* _TASK DIRECTIONS_:
Exactly and only the lines from the one containing "Transcribe this image's" through the close of the entries below are to be set down.

[Figure record extracts]
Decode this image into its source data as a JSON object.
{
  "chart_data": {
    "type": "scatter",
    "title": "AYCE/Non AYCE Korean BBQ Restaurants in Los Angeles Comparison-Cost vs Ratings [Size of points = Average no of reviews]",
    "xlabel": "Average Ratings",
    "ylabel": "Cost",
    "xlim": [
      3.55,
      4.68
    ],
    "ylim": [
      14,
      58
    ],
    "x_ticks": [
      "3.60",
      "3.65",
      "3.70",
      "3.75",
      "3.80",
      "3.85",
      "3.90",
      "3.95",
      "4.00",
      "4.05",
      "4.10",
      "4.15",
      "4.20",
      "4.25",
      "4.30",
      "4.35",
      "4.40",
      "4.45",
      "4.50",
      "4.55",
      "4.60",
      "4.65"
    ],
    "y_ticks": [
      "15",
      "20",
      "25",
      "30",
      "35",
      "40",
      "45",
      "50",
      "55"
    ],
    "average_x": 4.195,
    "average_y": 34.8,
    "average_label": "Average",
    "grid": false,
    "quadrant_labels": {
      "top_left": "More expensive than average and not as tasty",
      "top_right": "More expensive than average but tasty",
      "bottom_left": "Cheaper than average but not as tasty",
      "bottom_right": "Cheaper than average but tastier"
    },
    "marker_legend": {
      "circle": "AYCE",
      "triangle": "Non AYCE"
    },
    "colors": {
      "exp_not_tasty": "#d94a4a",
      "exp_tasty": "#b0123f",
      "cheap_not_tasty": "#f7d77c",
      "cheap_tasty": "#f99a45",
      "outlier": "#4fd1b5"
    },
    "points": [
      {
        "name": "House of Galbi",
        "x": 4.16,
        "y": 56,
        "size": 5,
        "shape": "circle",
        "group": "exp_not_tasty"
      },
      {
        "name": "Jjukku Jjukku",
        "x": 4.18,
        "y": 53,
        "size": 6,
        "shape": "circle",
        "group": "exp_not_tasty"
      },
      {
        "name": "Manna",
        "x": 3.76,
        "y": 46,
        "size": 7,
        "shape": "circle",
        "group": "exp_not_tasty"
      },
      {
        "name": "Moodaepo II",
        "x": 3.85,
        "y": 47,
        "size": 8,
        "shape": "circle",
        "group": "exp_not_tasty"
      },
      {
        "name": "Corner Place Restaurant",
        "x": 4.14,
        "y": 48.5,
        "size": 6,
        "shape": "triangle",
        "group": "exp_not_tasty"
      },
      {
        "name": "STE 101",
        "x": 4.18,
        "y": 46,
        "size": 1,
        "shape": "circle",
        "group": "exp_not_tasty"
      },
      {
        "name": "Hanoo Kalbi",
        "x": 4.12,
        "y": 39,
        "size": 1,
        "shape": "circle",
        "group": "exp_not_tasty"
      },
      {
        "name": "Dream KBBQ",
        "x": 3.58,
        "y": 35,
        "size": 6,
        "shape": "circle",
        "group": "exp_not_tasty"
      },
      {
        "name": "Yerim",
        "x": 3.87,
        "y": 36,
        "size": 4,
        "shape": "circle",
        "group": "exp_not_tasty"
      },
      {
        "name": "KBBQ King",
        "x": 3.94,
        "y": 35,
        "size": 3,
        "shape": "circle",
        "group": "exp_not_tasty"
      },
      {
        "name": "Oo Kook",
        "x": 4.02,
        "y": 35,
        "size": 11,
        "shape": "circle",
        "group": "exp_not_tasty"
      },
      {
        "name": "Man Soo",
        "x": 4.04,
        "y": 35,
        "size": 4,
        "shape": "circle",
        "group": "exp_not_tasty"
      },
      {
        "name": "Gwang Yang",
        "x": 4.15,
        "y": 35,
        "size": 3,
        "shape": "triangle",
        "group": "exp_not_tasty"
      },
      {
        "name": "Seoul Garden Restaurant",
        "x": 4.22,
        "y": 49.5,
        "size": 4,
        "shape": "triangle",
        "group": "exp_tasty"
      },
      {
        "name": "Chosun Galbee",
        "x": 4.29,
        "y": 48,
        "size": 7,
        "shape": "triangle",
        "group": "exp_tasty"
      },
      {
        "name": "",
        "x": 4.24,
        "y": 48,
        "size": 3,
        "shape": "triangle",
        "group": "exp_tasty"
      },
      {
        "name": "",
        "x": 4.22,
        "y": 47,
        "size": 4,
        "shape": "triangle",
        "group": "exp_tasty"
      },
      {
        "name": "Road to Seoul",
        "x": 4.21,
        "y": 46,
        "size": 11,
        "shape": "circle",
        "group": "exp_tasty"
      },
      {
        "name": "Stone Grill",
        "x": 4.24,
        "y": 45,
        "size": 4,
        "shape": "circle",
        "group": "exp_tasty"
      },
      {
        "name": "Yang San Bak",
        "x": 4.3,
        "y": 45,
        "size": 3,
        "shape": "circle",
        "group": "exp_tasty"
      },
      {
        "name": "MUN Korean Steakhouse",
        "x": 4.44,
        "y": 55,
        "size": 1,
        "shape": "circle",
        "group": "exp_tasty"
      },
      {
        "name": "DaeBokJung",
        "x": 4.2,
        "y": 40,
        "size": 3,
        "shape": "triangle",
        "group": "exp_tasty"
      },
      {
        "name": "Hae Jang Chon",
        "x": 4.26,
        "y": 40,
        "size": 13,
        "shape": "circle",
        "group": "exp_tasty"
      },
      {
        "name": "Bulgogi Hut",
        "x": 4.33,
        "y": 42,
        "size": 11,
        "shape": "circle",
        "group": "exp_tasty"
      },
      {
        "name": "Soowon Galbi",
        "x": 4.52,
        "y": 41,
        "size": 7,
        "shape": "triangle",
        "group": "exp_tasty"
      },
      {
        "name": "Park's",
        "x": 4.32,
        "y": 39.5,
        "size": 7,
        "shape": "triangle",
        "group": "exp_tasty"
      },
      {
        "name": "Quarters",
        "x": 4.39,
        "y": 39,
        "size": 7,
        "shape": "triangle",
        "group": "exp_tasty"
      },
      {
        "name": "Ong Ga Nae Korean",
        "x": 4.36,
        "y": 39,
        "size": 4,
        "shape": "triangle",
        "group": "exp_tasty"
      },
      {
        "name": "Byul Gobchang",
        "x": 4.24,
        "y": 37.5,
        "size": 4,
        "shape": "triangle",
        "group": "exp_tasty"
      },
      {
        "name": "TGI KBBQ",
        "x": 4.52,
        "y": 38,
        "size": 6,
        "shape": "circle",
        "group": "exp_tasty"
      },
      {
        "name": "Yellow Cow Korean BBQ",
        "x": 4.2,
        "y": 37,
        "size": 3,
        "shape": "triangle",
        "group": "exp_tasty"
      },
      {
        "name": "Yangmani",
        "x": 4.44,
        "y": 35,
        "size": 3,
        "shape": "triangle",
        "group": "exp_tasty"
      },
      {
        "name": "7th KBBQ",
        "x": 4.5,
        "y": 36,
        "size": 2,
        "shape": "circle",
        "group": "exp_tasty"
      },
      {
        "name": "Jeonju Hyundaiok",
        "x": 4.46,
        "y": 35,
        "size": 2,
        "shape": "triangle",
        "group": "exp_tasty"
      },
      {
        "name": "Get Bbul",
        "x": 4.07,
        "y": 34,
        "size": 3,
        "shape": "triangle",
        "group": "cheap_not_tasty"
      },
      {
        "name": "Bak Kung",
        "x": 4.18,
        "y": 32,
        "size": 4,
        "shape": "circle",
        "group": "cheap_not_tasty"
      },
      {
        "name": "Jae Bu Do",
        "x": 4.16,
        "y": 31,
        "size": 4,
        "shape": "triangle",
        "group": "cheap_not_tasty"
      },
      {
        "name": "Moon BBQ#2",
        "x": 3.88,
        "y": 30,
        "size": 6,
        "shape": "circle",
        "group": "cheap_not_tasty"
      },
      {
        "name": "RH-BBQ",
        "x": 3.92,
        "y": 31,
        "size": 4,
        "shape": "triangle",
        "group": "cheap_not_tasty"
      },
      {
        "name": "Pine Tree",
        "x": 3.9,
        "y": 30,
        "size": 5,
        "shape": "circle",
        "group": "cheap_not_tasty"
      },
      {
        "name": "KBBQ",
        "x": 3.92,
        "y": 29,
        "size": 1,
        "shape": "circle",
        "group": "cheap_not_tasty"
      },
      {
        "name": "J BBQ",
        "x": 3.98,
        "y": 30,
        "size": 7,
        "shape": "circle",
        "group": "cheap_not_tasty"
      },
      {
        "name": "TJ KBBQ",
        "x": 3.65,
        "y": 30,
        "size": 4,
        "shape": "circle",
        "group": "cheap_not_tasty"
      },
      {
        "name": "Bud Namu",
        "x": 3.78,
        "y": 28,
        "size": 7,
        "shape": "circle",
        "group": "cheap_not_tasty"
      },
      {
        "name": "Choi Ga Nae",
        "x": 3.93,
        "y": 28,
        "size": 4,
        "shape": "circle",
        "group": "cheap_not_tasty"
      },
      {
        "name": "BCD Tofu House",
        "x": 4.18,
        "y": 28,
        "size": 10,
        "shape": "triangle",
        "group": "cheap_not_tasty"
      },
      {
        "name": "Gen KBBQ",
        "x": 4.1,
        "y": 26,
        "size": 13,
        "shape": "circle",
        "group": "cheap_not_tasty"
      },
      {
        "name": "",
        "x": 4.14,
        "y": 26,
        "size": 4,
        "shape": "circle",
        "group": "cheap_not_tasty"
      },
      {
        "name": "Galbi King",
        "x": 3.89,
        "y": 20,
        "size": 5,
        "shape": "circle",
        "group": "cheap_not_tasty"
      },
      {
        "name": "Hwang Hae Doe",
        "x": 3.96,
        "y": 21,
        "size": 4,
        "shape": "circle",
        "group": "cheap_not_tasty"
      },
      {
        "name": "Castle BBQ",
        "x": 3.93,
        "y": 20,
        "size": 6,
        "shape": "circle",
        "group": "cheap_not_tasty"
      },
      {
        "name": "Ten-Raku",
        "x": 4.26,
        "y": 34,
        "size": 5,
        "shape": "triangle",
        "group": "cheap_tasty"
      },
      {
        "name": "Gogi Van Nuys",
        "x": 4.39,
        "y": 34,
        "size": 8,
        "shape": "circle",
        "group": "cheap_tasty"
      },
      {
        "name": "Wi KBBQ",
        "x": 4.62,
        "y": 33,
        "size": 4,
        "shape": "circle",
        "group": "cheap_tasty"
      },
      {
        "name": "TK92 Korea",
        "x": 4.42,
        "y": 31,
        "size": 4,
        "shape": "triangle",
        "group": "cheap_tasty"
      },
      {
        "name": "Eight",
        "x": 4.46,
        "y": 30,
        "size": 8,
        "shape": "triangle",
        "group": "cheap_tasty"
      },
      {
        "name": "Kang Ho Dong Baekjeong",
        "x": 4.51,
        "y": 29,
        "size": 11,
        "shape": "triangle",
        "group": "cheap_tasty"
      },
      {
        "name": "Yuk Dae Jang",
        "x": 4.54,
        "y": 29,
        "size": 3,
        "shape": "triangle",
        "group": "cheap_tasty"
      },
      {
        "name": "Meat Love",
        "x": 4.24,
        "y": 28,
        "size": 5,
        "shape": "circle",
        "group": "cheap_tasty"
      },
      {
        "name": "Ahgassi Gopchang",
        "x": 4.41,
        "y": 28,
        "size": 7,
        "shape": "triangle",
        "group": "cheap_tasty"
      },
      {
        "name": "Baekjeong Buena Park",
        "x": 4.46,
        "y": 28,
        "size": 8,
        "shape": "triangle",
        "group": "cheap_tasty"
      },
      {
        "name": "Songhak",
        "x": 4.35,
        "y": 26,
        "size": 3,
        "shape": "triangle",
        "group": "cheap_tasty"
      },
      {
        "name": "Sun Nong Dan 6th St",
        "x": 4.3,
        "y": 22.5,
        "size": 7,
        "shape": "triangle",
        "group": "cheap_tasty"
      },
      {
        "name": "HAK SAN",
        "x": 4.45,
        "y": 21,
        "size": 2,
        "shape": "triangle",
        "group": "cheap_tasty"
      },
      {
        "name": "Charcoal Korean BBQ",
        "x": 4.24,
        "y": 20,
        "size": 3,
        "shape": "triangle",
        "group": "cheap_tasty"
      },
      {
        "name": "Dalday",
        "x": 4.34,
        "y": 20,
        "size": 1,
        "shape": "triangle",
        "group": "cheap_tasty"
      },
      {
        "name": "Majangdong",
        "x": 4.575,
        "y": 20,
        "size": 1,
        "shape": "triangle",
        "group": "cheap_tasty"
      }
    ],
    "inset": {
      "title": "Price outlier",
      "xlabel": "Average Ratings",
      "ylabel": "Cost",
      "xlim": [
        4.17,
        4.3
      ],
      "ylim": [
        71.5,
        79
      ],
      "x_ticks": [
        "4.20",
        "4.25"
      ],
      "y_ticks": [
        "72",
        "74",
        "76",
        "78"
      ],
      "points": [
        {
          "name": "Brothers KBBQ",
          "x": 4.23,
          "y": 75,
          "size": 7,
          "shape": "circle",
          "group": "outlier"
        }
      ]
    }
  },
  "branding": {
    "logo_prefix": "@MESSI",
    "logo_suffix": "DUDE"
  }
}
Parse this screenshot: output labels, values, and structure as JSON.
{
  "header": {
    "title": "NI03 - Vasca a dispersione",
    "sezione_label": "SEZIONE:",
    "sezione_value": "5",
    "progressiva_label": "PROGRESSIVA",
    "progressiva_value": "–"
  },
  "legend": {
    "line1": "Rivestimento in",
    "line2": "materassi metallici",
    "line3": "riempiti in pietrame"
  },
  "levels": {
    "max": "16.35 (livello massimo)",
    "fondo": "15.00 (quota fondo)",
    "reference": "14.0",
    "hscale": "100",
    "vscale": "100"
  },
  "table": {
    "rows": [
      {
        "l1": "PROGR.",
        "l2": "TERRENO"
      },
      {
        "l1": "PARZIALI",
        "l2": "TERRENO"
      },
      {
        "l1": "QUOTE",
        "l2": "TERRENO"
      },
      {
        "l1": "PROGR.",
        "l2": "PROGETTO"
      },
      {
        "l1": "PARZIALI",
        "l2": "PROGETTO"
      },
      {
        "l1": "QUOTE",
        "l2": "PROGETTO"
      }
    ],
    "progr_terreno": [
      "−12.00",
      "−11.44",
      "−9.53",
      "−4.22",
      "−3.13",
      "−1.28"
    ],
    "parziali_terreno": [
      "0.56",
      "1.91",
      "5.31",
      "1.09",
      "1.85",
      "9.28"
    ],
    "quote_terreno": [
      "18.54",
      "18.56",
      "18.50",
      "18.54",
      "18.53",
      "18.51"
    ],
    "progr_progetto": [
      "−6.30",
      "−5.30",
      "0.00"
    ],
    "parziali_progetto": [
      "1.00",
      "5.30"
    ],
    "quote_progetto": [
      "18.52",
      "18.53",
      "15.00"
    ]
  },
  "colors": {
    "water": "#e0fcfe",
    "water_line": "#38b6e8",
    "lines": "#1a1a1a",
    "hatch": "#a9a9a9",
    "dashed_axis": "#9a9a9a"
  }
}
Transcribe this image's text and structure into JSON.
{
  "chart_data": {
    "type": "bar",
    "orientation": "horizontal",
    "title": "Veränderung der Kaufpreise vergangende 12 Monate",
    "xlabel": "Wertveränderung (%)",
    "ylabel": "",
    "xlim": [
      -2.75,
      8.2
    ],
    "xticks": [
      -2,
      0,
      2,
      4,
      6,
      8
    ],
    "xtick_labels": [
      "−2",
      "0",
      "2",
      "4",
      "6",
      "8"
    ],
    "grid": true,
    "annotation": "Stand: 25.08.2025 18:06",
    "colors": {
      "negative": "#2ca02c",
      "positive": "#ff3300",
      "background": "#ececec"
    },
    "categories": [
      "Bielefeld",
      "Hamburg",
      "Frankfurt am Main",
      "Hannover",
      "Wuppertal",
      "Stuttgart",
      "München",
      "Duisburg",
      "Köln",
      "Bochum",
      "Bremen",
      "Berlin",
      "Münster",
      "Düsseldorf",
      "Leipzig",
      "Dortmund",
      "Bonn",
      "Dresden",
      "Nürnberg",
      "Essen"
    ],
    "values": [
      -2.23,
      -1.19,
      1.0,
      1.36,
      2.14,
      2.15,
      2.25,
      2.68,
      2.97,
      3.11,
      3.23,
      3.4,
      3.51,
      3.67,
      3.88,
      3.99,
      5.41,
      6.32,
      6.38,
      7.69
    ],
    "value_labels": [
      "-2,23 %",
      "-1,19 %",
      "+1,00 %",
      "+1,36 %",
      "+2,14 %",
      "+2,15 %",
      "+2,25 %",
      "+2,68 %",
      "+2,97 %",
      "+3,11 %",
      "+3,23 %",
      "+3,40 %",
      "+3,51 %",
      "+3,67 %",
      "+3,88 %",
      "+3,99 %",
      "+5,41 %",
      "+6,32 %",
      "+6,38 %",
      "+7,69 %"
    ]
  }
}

* _SOLUTION_:
Transcribe this image's text and structure into JSON.
{
  "chart_data": {
    "type": "bar",
    "orientation": "horizontal",
    "title": "Veränderung der Kaufpreise vergangende 12 Monate",
    "xlabel": "Wertveränderung (%)",
    "ylabel": "",
    "xlim": [
      -2.75,
      8.2
    ],
    "xticks": [
      -2,
      0,
      2,
      4,
      6,
      8
    ],
    "xtick_labels": [
      "−2",
      "0",
      "2",
      "4",
      "6",
      "8"
    ],
    "grid": true,
    "annotation": "Stand: 25.08.2025 18:06",
    "colors": {
      "negative": "#2ca02c",
      "positive": "#ff3300",
      "background": "#ececec"
    },
    "categories": [
      "Bielefeld",
      "Hamburg",
      "Frankfurt am Main",
      "Hannover",
      "Wuppertal",
      "Stuttgart",
      "München",
      "Duisburg",
      "Köln",
      "Bochum",
      "Bremen",
      "Berlin",
      "Münster",
      "Düsseldorf",
      "Leipzig",
      "Dortmund",
      "Bonn",
      "Dresden",
      "Nürnberg",
      "Essen"
    ],
    "values": [
      -2.23,
      -1.19,
      1.0,
      1.36,
      2.14,
      2.15,
      2.25,
      2.68,
      2.97,
      3.11,
      3.23,
      3.4,
      3.51,
      3.67,
      3.88,
      3.99,
      5.41,
      6.32,
      6.38,
      7.69
    ],
    "value_labels": [
      "-2,23 %",
      "-1,19 %",
      "+1,00 %",
      "+1,36 %",
      "+2,14 %",
      "+2,15 %",
      "+2,25 %",
      "+2,68 %",
      "+2,97 %",
      "+3,11 %",
      "+3,23 %",
      "+3,40 %",
      "+3,51 %",
      "+3,67 %",
      "+3,88 %",
      "+3,99 %",
      "+5,41 %",
      "+6,32 %",
      "+6,38 %",
      "+7,69 %"
    ]
  }
}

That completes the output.